Data entries

'''

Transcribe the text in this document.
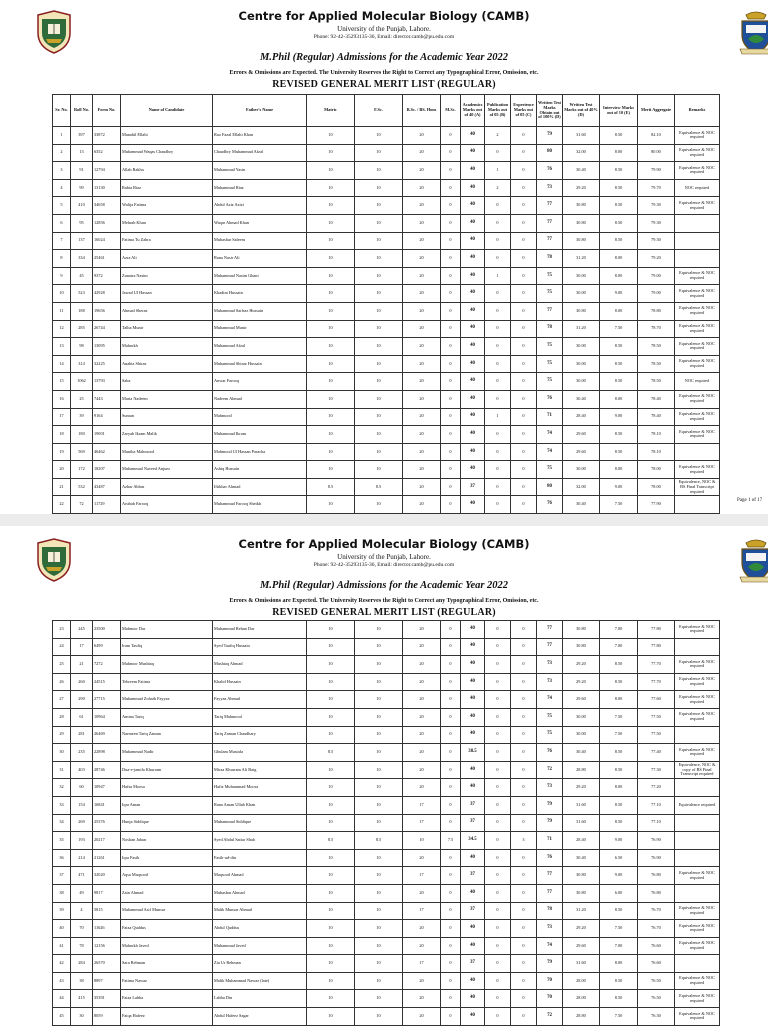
Centre for Applied Molecular Biology (CAMB)
University of the Punjab, Lahore.
Phone: 92-42-35293135-36, Email: director.camb@pu.edu.com
M.Phil (Regular) Admissions for the Academic Year 2022
Errors & Omissions are Expected. The University Reserves the Right to Correct any Typographical Error, Omission, etc.
REVISED GENERAL MERIT LIST (REGULAR)
Sr. No.	Roll No.	Form No.	Name of Candidate	Father's Name	Matric	F.Sc.	B.Sc. / BS. Hons	M.Sc.	Academics Marks out of 40 (A)	Publication Marks out of 05 (B)	Experience Marks out of 05 (C)	Written Test Marks Obtain out of 100% (D)	Written Test Marks out of 40% (D)	Interview Marks out of 10 (E)	Merit Aggregate	Remarks
1	397	33872	Manahil Ellahi	Rao Fazal Ellahi Khan	10	10	20	0	40	2	0	79	31.60	8.50	82.10	Equivalence & NOC required
2	13	6352	Muhammad Waqas Chaudhry	Chaudhry Muhammad Afzal	10	10	20	0	40	0	0	80	32.00	8.00	80.00	Equivalence & NOC required
3	91	12794	Allah Rakha	Muhammad Yasin	10	10	20	0	40	1	0	76	30.40	8.50	79.90	Equivalence & NOC required
4	99	13130	Rabia Riaz	Muhammad Riaz	10	10	20	0	40	2	0	73	29.20	8.50	79.70	NOC required
5	410	34658	Walija Fatima	Abdul Aziz Azizi	10	10	20	0	40	0	0	77	30.80	8.50	79.30	Equivalence & NOC required
6	95	12856	Mehrab Khan	Waqar Ahmad Khan	10	10	20	0	40	0	0	77	30.80	8.50	79.30	
7	137	16024	Fatima Tu Zahra	Mubashar Saleem	10	10	20	0	40	0	0	77	30.80	8.50	79.30	
8	334	25461	Azra Ali	Rana Nasir Ali	10	10	20	0	40	0	0	78	31.20	8.00	79.20	
9	45	9372	Zunaira Nasim	Muhammad Nasim Ghani	10	10	20	0	40	1	0	75	30.00	8.00	79.00	Equivalence & NOC required
10	523	42928	Jawad Ul Hassan	Khadim Hussain	10	10	20	0	40	0	0	75	30.00	9.00	79.00	Equivalence & NOC required
11	188	19656	Ahmad Sheraz	Muhammad Sarfraz Hussain	10	10	20	0	40	0	0	77	30.80	8.00	78.80	Equivalence & NOC required
12	285	26744	Talha Munir	Muhammad Munir	10	10	20	0	40	0	0	78	31.20	7.50	78.70	Equivalence & NOC required
13	98	13095	Mahrukh	Muhammad Afzal	10	10	20	0	40	0	0	75	30.00	8.50	78.50	Equivalence & NOC required
14	314	32225	Anabia Shiraz	Muhammad Shiraz Hussain	10	10	20	0	40	0	0	75	30.00	8.50	78.50	Equivalence & NOC required
15	1062	13793	Saba	Anwar Farooq	10	10	20	0	40	0	0	75	30.00	8.50	78.50	NOC required
16	25	7443	Maria Nadeem	Nadeem Ahmad	10	10	20	0	40	0	0	76	30.40	8.00	78.40	Equivalence & NOC required
17	39	9164	Suman	Mahmood	10	10	20	0	40	1	0	71	28.40	9.00	78.40	Equivalence & NOC required
18	180	19001	Zaryab Ikram Malik	Muhammad Ikram	10	10	20	0	40	0	0	74	29.60	8.50	78.10	Equivalence & NOC required
19	569	46462	Muniba Mahmood	Mahmood Ul Hassan Paracha	10	10	20	0	40	0	0	74	29.60	8.50	78.10	
20	172	18207	Muhammad Naveed Anjum	Ashiq Hussain	10	10	20	0	40	0	0	75	30.00	8.00	78.00	Equivalence & NOC required
21	532	43487	Azhar Abbas	Iftikhar Ahmad	8.5	8.5	20	0	37	0	0	80	32.00	9.00	78.00	Equivalence, NOC & BS Final Transcript required
22	72	11729	Arubah Farooq	Muhammad Farooq Sheikh	10	10	20	0	40	0	0	76	30.40	7.50	77.90	
Page 1 of 17
Centre for Applied Molecular Biology (CAMB)
University of the Punjab, Lahore.
Phone: 92-42-35293135-36, Email: director.camb@pu.edu.com
M.Phil (Regular) Admissions for the Academic Year 2022
Errors & Omissions are Expected. The University Reserves the Right to Correct any Typographical Error, Omission, etc.
REVISED GENERAL MERIT LIST (REGULAR)
23	245	23500	Mahnoor Dar	Muhammad Rehan Dar	10	10	20	0	40	0	0	77	30.80	7.00	77.80	Equivalence & NOC required
24	17	6499	Iram Taufiq	Syed Taufiq Hussain	10	10	20	0	40	0	0	77	30.80	7.00	77.80	
25	21	7272	Mahnoor Mushtaq	Mushtaq Ahmad	10	10	20	0	40	0	0	73	29.20	8.50	77.70	Equivalence & NOC required
26	260	24515	Tehreem Fatima	Khalid Hussain	10	10	20	0	40	0	0	73	29.20	8.50	77.70	Equivalence & NOC required
27	290	27715	Muhammad Zohaib Fayyaz	Fayyaz Ahmad	10	10	20	0	40	0	0	74	29.60	8.00	77.60	Equivalence & NOC required
28	61	10964	Amina Tariq	Tariq Mahmood	10	10	20	0	40	0	0	75	30.00	7.50	77.50	Equivalence & NOC required
29	281	26469	Narmeen Tariq Zaman	Tariq Zaman Chaudhary	10	10	20	0	40	0	0	75	30.00	7.50	77.50	
30	235	22898	Muhammad Nadir	Ghulam Mustafa	8.5	10	20	0	38.5	0	0	76	30.40	8.50	77.40	Equivalence & NOC required
31	403	28746	Dua-e-jamila Khurram	Mirza Khurram Ali Baig	10	10	20	0	40	0	0	72	28.80	8.50	77.30	Equivalence, NOC & copy of BS Final Transcript required
32	60	10947	Hafsa Moosa	Hafiz Muhammad Moosa	10	10	20	0	40	0	0	73	29.20	8.00	77.20	
33	154	16841	Iqra Aman	Rana Aman Ullah Khan	10	10	17	0	37	0	0	79	31.60	8.50	77.10	Equivalence required
34	269	25376	Hunja Siddique	Muhammad Siddique	10	10	17	0	37	0	0	79	31.60	8.50	77.10	
35	193	20217	Noshan Jahan	Syed Abdul Sattar Shah	8.5	8.5	10	7.5	34.5	0	3	71	28.40	9.00	76.90	
36	214	21261	Iqra Fasih	Fasih-ud-din	10	10	20	0	40	0	0	76	30.40	6.50	76.90	
37	471	32020	Aqsa Maqsood	Maqsood Ahmad	10	10	17	0	37	0	0	77	30.80	9.00	76.80	Equivalence & NOC required
38	49	9817	Zain Ahmad	Mubashar Ahmad	10	10	20	0	40	0	0	77	30.80	6.00	76.80	
39	4	5815	Muhammad Asif Munsar	Malik Munsar Ahmad	10	10	17	0	37	0	0	78	31.20	8.50	76.70	Equivalence & NOC required
40	70	11626	Faiza Quddus	Abdul Quddus	10	10	20	0	40	0	0	73	29.20	7.50	76.70	Equivalence & NOC required
41	78	12156	Mahrukh Javed	Muhammad Javed	10	10	20	0	40	0	0	74	29.60	7.00	76.60	Equivalence & NOC required
42	284	26570	Sara Rehman	Zia Ur Rehman	10	10	17	0	37	0	0	79	31.60	8.00	76.60	
43	38	8897	Fatima Nawaz	Malik Muhammad Nawaz (late)	10	10	20	0	40	0	0	70	28.00	8.50	76.50	Equivalence & NOC required
44	415	35391	Faiza Labha	Labha Din	10	10	20	0	40	0	0	70	28.00	8.50	76.50	Equivalence & NOC required
45	30	8059	Faiqa Hafeez	Abdul Hafeez Sagar	10	10	20	0	40	0	0	72	28.80	7.50	76.30	Equivalence & NOC required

'''

▶ _REQUEST_: Restate the full listing verbatim and drop every picture.

▶ _CORRECT RESULT_:
Transcribe the text in this document.
Centre for Applied Molecular Biology (CAMB)
University of the Punjab, Lahore.
Phone: 92-42-35293135-36, Email: director.camb@pu.edu.com
M.Phil (Regular) Admissions for the Academic Year 2022
Errors & Omissions are Expected. The University Reserves the Right to Correct any Typographical Error, Omission, etc.
REVISED GENERAL MERIT LIST (REGULAR)
Sr. No.	Roll No.	Form No.	Name of Candidate	Father's Name	Matric	F.Sc.	B.Sc. / BS. Hons	M.Sc.	Academics Marks out of 40 (A)	Publication Marks out of 05 (B)	Experience Marks out of 05 (C)	Written Test Marks Obtain out of 100% (D)	Written Test Marks out of 40% (D)	Interview Marks out of 10 (E)	Merit Aggregate	Remarks
1	397	33872	Manahil Ellahi	Rao Fazal Ellahi Khan	10	10	20	0	40	2	0	79	31.60	8.50	82.10	Equivalence & NOC required
2	13	6352	Muhammad Waqas Chaudhry	Chaudhry Muhammad Afzal	10	10	20	0	40	0	0	80	32.00	8.00	80.00	Equivalence & NOC required
3	91	12794	Allah Rakha	Muhammad Yasin	10	10	20	0	40	1	0	76	30.40	8.50	79.90	Equivalence & NOC required
4	99	13130	Rabia Riaz	Muhammad Riaz	10	10	20	0	40	2	0	73	29.20	8.50	79.70	NOC required
5	410	34658	Walija Fatima	Abdul Aziz Azizi	10	10	20	0	40	0	0	77	30.80	8.50	79.30	Equivalence & NOC required
6	95	12856	Mehrab Khan	Waqar Ahmad Khan	10	10	20	0	40	0	0	77	30.80	8.50	79.30	
7	137	16024	Fatima Tu Zahra	Mubashar Saleem	10	10	20	0	40	0	0	77	30.80	8.50	79.30	
8	334	25461	Azra Ali	Rana Nasir Ali	10	10	20	0	40	0	0	78	31.20	8.00	79.20	
9	45	9372	Zunaira Nasim	Muhammad Nasim Ghani	10	10	20	0	40	1	0	75	30.00	8.00	79.00	Equivalence & NOC required
10	523	42928	Jawad Ul Hassan	Khadim Hussain	10	10	20	0	40	0	0	75	30.00	9.00	79.00	Equivalence & NOC required
11	188	19656	Ahmad Sheraz	Muhammad Sarfraz Hussain	10	10	20	0	40	0	0	77	30.80	8.00	78.80	Equivalence & NOC required
12	285	26744	Talha Munir	Muhammad Munir	10	10	20	0	40	0	0	78	31.20	7.50	78.70	Equivalence & NOC required
13	98	13095	Mahrukh	Muhammad Afzal	10	10	20	0	40	0	0	75	30.00	8.50	78.50	Equivalence & NOC required
14	314	32225	Anabia Shiraz	Muhammad Shiraz Hussain	10	10	20	0	40	0	0	75	30.00	8.50	78.50	Equivalence & NOC required
15	1062	13793	Saba	Anwar Farooq	10	10	20	0	40	0	0	75	30.00	8.50	78.50	NOC required
16	25	7443	Maria Nadeem	Nadeem Ahmad	10	10	20	0	40	0	0	76	30.40	8.00	78.40	Equivalence & NOC required
17	39	9164	Suman	Mahmood	10	10	20	0	40	1	0	71	28.40	9.00	78.40	Equivalence & NOC required
18	180	19001	Zaryab Ikram Malik	Muhammad Ikram	10	10	20	0	40	0	0	74	29.60	8.50	78.10	Equivalence & NOC required
19	569	46462	Muniba Mahmood	Mahmood Ul Hassan Paracha	10	10	20	0	40	0	0	74	29.60	8.50	78.10	
20	172	18207	Muhammad Naveed Anjum	Ashiq Hussain	10	10	20	0	40	0	0	75	30.00	8.00	78.00	Equivalence & NOC required
21	532	43487	Azhar Abbas	Iftikhar Ahmad	8.5	8.5	20	0	37	0	0	80	32.00	9.00	78.00	Equivalence, NOC & BS Final Transcript required
22	72	11729	Arubah Farooq	Muhammad Farooq Sheikh	10	10	20	0	40	0	0	76	30.40	7.50	77.90	
Page 1 of 17
Centre for Applied Molecular Biology (CAMB)
University of the Punjab, Lahore.
Phone: 92-42-35293135-36, Email: director.camb@pu.edu.com
M.Phil (Regular) Admissions for the Academic Year 2022
Errors & Omissions are Expected. The University Reserves the Right to Correct any Typographical Error, Omission, etc.
REVISED GENERAL MERIT LIST (REGULAR)
23	245	23500	Mahnoor Dar	Muhammad Rehan Dar	10	10	20	0	40	0	0	77	30.80	7.00	77.80	Equivalence & NOC required
24	17	6499	Iram Taufiq	Syed Taufiq Hussain	10	10	20	0	40	0	0	77	30.80	7.00	77.80	
25	21	7272	Mahnoor Mushtaq	Mushtaq Ahmad	10	10	20	0	40	0	0	73	29.20	8.50	77.70	Equivalence & NOC required
26	260	24515	Tehreem Fatima	Khalid Hussain	10	10	20	0	40	0	0	73	29.20	8.50	77.70	Equivalence & NOC required
27	290	27715	Muhammad Zohaib Fayyaz	Fayyaz Ahmad	10	10	20	0	40	0	0	74	29.60	8.00	77.60	Equivalence & NOC required
28	61	10964	Amina Tariq	Tariq Mahmood	10	10	20	0	40	0	0	75	30.00	7.50	77.50	Equivalence & NOC required
29	281	26469	Narmeen Tariq Zaman	Tariq Zaman Chaudhary	10	10	20	0	40	0	0	75	30.00	7.50	77.50	
30	235	22898	Muhammad Nadir	Ghulam Mustafa	8.5	10	20	0	38.5	0	0	76	30.40	8.50	77.40	Equivalence & NOC required
31	403	28746	Dua-e-jamila Khurram	Mirza Khurram Ali Baig	10	10	20	0	40	0	0	72	28.80	8.50	77.30	Equivalence, NOC & copy of BS Final Transcript required
32	60	10947	Hafsa Moosa	Hafiz Muhammad Moosa	10	10	20	0	40	0	0	73	29.20	8.00	77.20	
33	154	16841	Iqra Aman	Rana Aman Ullah Khan	10	10	17	0	37	0	0	79	31.60	8.50	77.10	Equivalence required
34	269	25376	Hunja Siddique	Muhammad Siddique	10	10	17	0	37	0	0	79	31.60	8.50	77.10	
35	193	20217	Noshan Jahan	Syed Abdul Sattar Shah	8.5	8.5	10	7.5	34.5	0	3	71	28.40	9.00	76.90	
36	214	21261	Iqra Fasih	Fasih-ud-din	10	10	20	0	40	0	0	76	30.40	6.50	76.90	
37	471	32020	Aqsa Maqsood	Maqsood Ahmad	10	10	17	0	37	0	0	77	30.80	9.00	76.80	Equivalence & NOC required
38	49	9817	Zain Ahmad	Mubashar Ahmad	10	10	20	0	40	0	0	77	30.80	6.00	76.80	
39	4	5815	Muhammad Asif Munsar	Malik Munsar Ahmad	10	10	17	0	37	0	0	78	31.20	8.50	76.70	Equivalence & NOC required
40	70	11626	Faiza Quddus	Abdul Quddus	10	10	20	0	40	0	0	73	29.20	7.50	76.70	Equivalence & NOC required
41	78	12156	Mahrukh Javed	Muhammad Javed	10	10	20	0	40	0	0	74	29.60	7.00	76.60	Equivalence & NOC required
42	284	26570	Sara Rehman	Zia Ur Rehman	10	10	17	0	37	0	0	79	31.60	8.00	76.60	
43	38	8897	Fatima Nawaz	Malik Muhammad Nawaz (late)	10	10	20	0	40	0	0	70	28.00	8.50	76.50	Equivalence & NOC required
44	415	35391	Faiza Labha	Labha Din	10	10	20	0	40	0	0	70	28.00	8.50	76.50	Equivalence & NOC required
45	30	8059	Faiqa Hafeez	Abdul Hafeez Sagar	10	10	20	0	40	0	0	72	28.80	7.50	76.30	Equivalence & NOC required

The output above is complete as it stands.